▸ **SHORT TASK**
Images excluded, repeat each entry below exactly.

====== GIVEN INFORMATION ======

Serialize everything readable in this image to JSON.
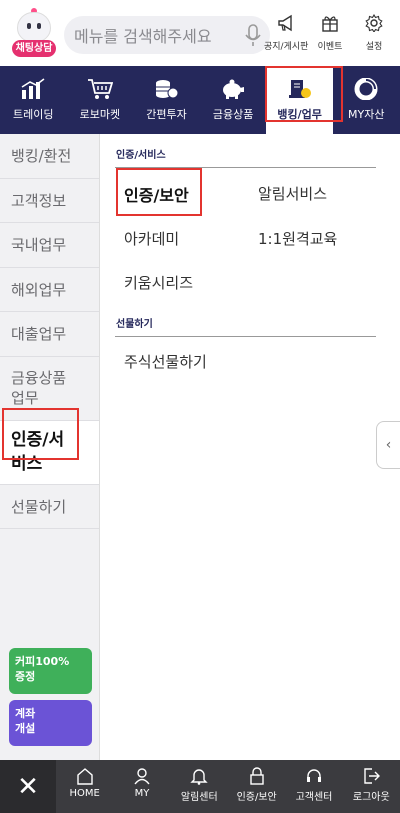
{
  "header": {
    "chatbot_label": "채팅상담",
    "search_placeholder": "메뉴를 검색해주세요",
    "icons": [
      {
        "label": "공지/게시판",
        "icon": "megaphone-icon"
      },
      {
        "label": "이벤트",
        "icon": "gift-icon"
      },
      {
        "label": "설정",
        "icon": "gear-icon"
      }
    ]
  },
  "nav": {
    "items": [
      {
        "label": "트레이딩",
        "icon": "chart-icon"
      },
      {
        "label": "로보마켓",
        "icon": "cart-icon"
      },
      {
        "label": "간편투자",
        "icon": "coins-icon"
      },
      {
        "label": "금융상품",
        "icon": "piggy-bank-icon"
      },
      {
        "label": "뱅킹/업무",
        "icon": "banking-icon"
      },
      {
        "label": "MY자산",
        "icon": "donut-chart-icon"
      }
    ],
    "active_index": 4
  },
  "sidebar": {
    "items": [
      {
        "label": "뱅킹/환전"
      },
      {
        "label": "고객정보"
      },
      {
        "label": "국내업무"
      },
      {
        "label": "해외업무"
      },
      {
        "label": "대출업무"
      },
      {
        "label": "금융상품\n업무"
      },
      {
        "label": "인증/서\n비스"
      },
      {
        "label": "선물하기"
      }
    ],
    "active_index": 6,
    "promos": [
      {
        "label": "커피100%\n증정"
      },
      {
        "label": "계좌\n개설"
      }
    ]
  },
  "main": {
    "sections": [
      {
        "title": "인증/서비스",
        "links": [
          "인증/보안",
          "알림서비스",
          "아카데미",
          "1:1원격교육",
          "키움시리즈"
        ]
      },
      {
        "title": "선물하기",
        "links": [
          "주식선물하기"
        ]
      }
    ]
  },
  "bottombar": {
    "items": [
      {
        "label": "HOME",
        "icon": "home-icon"
      },
      {
        "label": "MY",
        "icon": "user-icon"
      },
      {
        "label": "알림센터",
        "icon": "bell-icon"
      },
      {
        "label": "인증/보안",
        "icon": "lock-icon"
      },
      {
        "label": "고객센터",
        "icon": "headset-icon"
      },
      {
        "label": "로그아웃",
        "icon": "logout-icon"
      }
    ]
  },
  "colors": {
    "nav_bg": "#25285b",
    "highlight": "#e3342f",
    "bottom_bg": "#3b3b3f"
  }
}
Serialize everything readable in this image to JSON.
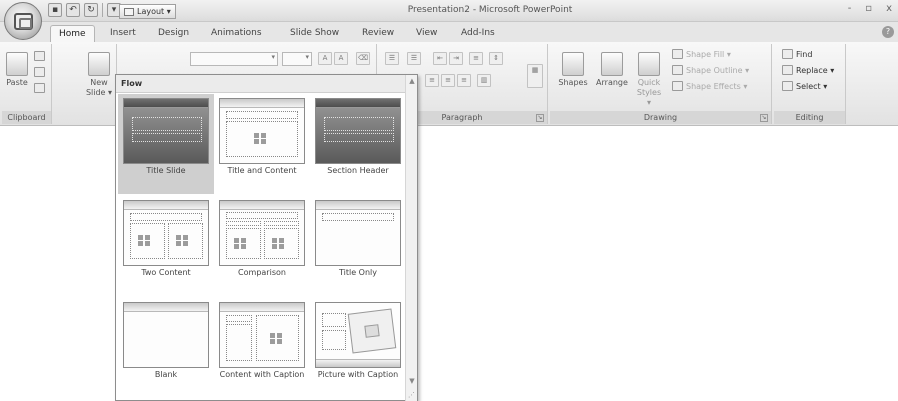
{
  "window": {
    "title": "Presentation2 - Microsoft PowerPoint",
    "controls": [
      "-",
      "▫",
      "x"
    ]
  },
  "qat": {
    "save_icon": "save-icon",
    "undo_label": "↶",
    "redo_label": "↻"
  },
  "tabs": [
    "Home",
    "Insert",
    "Design",
    "Animations",
    "Slide Show",
    "Review",
    "View",
    "Add-Ins"
  ],
  "ribbon": {
    "clipboard": {
      "label": "Clipboard",
      "paste": "Paste",
      "launcher": "⌐"
    },
    "slides": {
      "new_slide": "New Slide ▾",
      "layout": "Layout ▾"
    },
    "paragraph": {
      "label": "Paragraph"
    },
    "drawing": {
      "label": "Drawing",
      "shapes": "Shapes",
      "arrange": "Arrange",
      "quick_styles": "Quick Styles ▾",
      "shape_fill": "Shape Fill ▾",
      "shape_outline": "Shape Outline ▾",
      "shape_effects": "Shape Effects ▾"
    },
    "editing": {
      "label": "Editing",
      "find": "Find",
      "replace": "Replace ▾",
      "select": "Select ▾"
    }
  },
  "layout_dropdown": {
    "header": "Flow",
    "layouts": [
      {
        "label": "Title Slide",
        "selected": true
      },
      {
        "label": "Title and Content",
        "selected": false
      },
      {
        "label": "Section Header",
        "selected": false
      },
      {
        "label": "Two Content",
        "selected": false
      },
      {
        "label": "Comparison",
        "selected": false
      },
      {
        "label": "Title Only",
        "selected": false
      },
      {
        "label": "Blank",
        "selected": false
      },
      {
        "label": "Content with Caption",
        "selected": false
      },
      {
        "label": "Picture with Caption",
        "selected": false
      }
    ]
  }
}
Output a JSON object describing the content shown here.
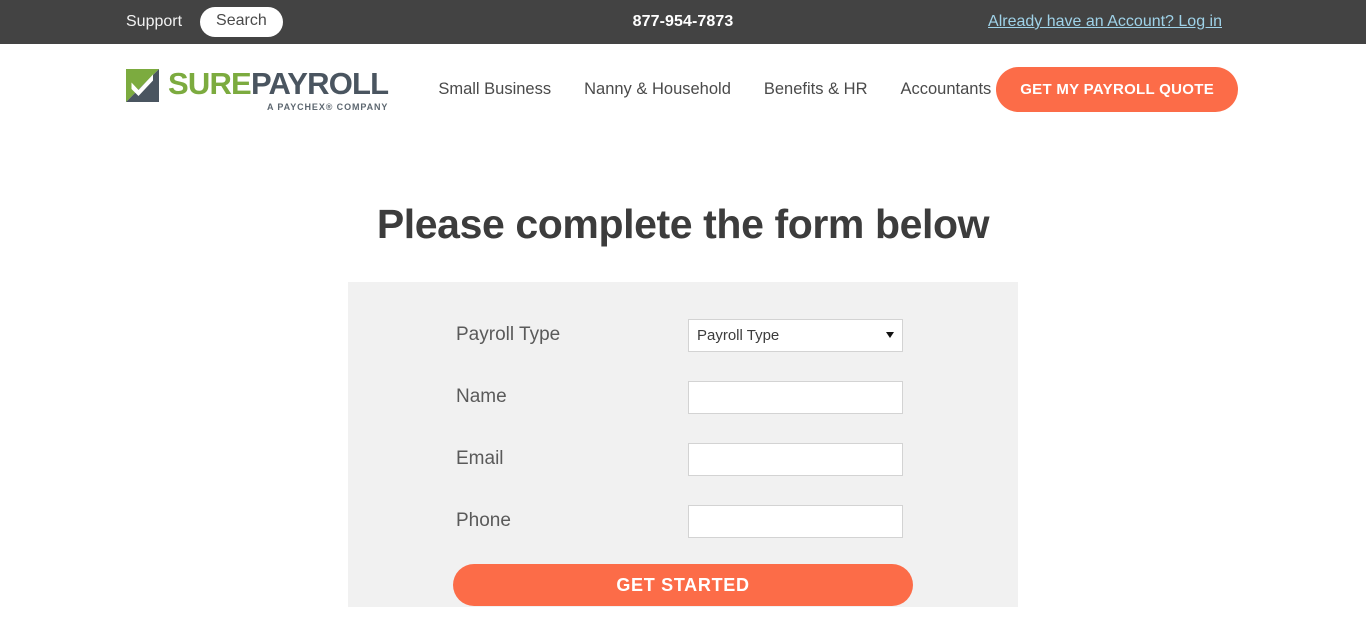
{
  "topbar": {
    "support_label": "Support",
    "search_label": "Search",
    "phone": "877-954-7873",
    "login_label": "Already have an Account? Log in"
  },
  "header": {
    "logo": {
      "word_primary": "SURE",
      "word_secondary": "PAYROLL",
      "tagline": "A PAYCHEX® COMPANY"
    },
    "nav": [
      {
        "label": "Small Business"
      },
      {
        "label": "Nanny & Household"
      },
      {
        "label": "Benefits & HR"
      },
      {
        "label": "Accountants"
      }
    ],
    "cta_label": "GET MY PAYROLL QUOTE"
  },
  "main": {
    "title": "Please complete the form below",
    "form": {
      "fields": [
        {
          "label": "Payroll Type",
          "type": "select",
          "value": "Payroll Type",
          "placeholder": ""
        },
        {
          "label": "Name",
          "type": "text",
          "value": "",
          "placeholder": ""
        },
        {
          "label": "Email",
          "type": "text",
          "value": "",
          "placeholder": ""
        },
        {
          "label": "Phone",
          "type": "text",
          "value": "",
          "placeholder": ""
        }
      ],
      "submit_label": "GET STARTED"
    }
  },
  "colors": {
    "topbar_bg": "#434343",
    "accent_orange": "#fc6c48",
    "logo_green": "#7cab3f",
    "logo_slate": "#4a5560",
    "link_blue": "#9fd2e8",
    "panel_bg": "#f1f1f1"
  }
}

======

▸ **ANSWER TO THE TASK**
Serialize everything readable in this image to JSON.
{
  "header": {
    "chatbot_label": "채팅상담",
    "search_placeholder": "메뉴를 검색해주세요",
    "icons": [
      {
        "label": "공지/게시판",
        "icon": "megaphone-icon"
      },
      {
        "label": "이벤트",
        "icon": "gift-icon"
      },
      {
        "label": "설정",
        "icon": "gear-icon"
      }
    ]
  },
  "nav": {
    "items": [
      {
        "label": "트레이딩",
        "icon": "chart-icon"
      },
      {
        "label": "로보마켓",
        "icon": "cart-icon"
      },
      {
        "label": "간편투자",
        "icon": "coins-icon"
      },
      {
        "label": "금융상품",
        "icon": "piggy-bank-icon"
      },
      {
        "label": "뱅킹/업무",
        "icon": "banking-icon"
      },
      {
        "label": "MY자산",
        "icon": "donut-chart-icon"
      }
    ],
    "active_index": 4
  },
  "sidebar": {
    "items": [
      {
        "label": "뱅킹/환전"
      },
      {
        "label": "고객정보"
      },
      {
        "label": "국내업무"
      },
      {
        "label": "해외업무"
      },
      {
        "label": "대출업무"
      },
      {
        "label": "금융상품\n업무"
      },
      {
        "label": "인증/서\n비스"
      },
      {
        "label": "선물하기"
      }
    ],
    "active_index": 6,
    "promos": [
      {
        "label": "커피100%\n증정"
      },
      {
        "label": "계좌\n개설"
      }
    ]
  },
  "main": {
    "sections": [
      {
        "title": "인증/서비스",
        "links": [
          "인증/보안",
          "알림서비스",
          "아카데미",
          "1:1원격교육",
          "키움시리즈"
        ]
      },
      {
        "title": "선물하기",
        "links": [
          "주식선물하기"
        ]
      }
    ]
  },
  "bottombar": {
    "items": [
      {
        "label": "HOME",
        "icon": "home-icon"
      },
      {
        "label": "MY",
        "icon": "user-icon"
      },
      {
        "label": "알림센터",
        "icon": "bell-icon"
      },
      {
        "label": "인증/보안",
        "icon": "lock-icon"
      },
      {
        "label": "고객센터",
        "icon": "headset-icon"
      },
      {
        "label": "로그아웃",
        "icon": "logout-icon"
      }
    ]
  },
  "colors": {
    "nav_bg": "#25285b",
    "highlight": "#e3342f",
    "bottom_bg": "#3b3b3f"
  }
}
Serialize everything readable in this image to JSON.
{
  "window": {
    "title": "Presentation2 - Microsoft PowerPoint",
    "controls": [
      "-",
      "▫",
      "x"
    ]
  },
  "qat": {
    "save_icon": "save-icon",
    "undo_label": "↶",
    "redo_label": "↻"
  },
  "tabs": [
    "Home",
    "Insert",
    "Design",
    "Animations",
    "Slide Show",
    "Review",
    "View",
    "Add-Ins"
  ],
  "ribbon": {
    "clipboard": {
      "label": "Clipboard",
      "paste": "Paste",
      "launcher": "⌐"
    },
    "slides": {
      "new_slide": "New Slide ▾",
      "layout": "Layout ▾"
    },
    "paragraph": {
      "label": "Paragraph"
    },
    "drawing": {
      "label": "Drawing",
      "shapes": "Shapes",
      "arrange": "Arrange",
      "quick_styles": "Quick Styles ▾",
      "shape_fill": "Shape Fill ▾",
      "shape_outline": "Shape Outline ▾",
      "shape_effects": "Shape Effects ▾"
    },
    "editing": {
      "label": "Editing",
      "find": "Find",
      "replace": "Replace ▾",
      "select": "Select ▾"
    }
  },
  "layout_dropdown": {
    "header": "Flow",
    "layouts": [
      {
        "label": "Title Slide",
        "selected": true
      },
      {
        "label": "Title and Content",
        "selected": false
      },
      {
        "label": "Section Header",
        "selected": false
      },
      {
        "label": "Two Content",
        "selected": false
      },
      {
        "label": "Comparison",
        "selected": false
      },
      {
        "label": "Title Only",
        "selected": false
      },
      {
        "label": "Blank",
        "selected": false
      },
      {
        "label": "Content with Caption",
        "selected": false
      },
      {
        "label": "Picture with Caption",
        "selected": false
      }
    ]
  }
}
Output a JSON object describing the content shown here.
{
  "topbar": {
    "support_label": "Support",
    "search_label": "Search",
    "phone": "877-954-7873",
    "login_label": "Already have an Account? Log in"
  },
  "header": {
    "logo": {
      "word_primary": "SURE",
      "word_secondary": "PAYROLL",
      "tagline": "A PAYCHEX® COMPANY"
    },
    "nav": [
      {
        "label": "Small Business"
      },
      {
        "label": "Nanny & Household"
      },
      {
        "label": "Benefits & HR"
      },
      {
        "label": "Accountants"
      }
    ],
    "cta_label": "GET MY PAYROLL QUOTE"
  },
  "main": {
    "title": "Please complete the form below",
    "form": {
      "fields": [
        {
          "label": "Payroll Type",
          "type": "select",
          "value": "Payroll Type",
          "placeholder": ""
        },
        {
          "label": "Name",
          "type": "text",
          "value": "",
          "placeholder": ""
        },
        {
          "label": "Email",
          "type": "text",
          "value": "",
          "placeholder": ""
        },
        {
          "label": "Phone",
          "type": "text",
          "value": "",
          "placeholder": ""
        }
      ],
      "submit_label": "GET STARTED"
    }
  },
  "colors": {
    "topbar_bg": "#434343",
    "accent_orange": "#fc6c48",
    "logo_green": "#7cab3f",
    "logo_slate": "#4a5560",
    "link_blue": "#9fd2e8",
    "panel_bg": "#f1f1f1"
  }
}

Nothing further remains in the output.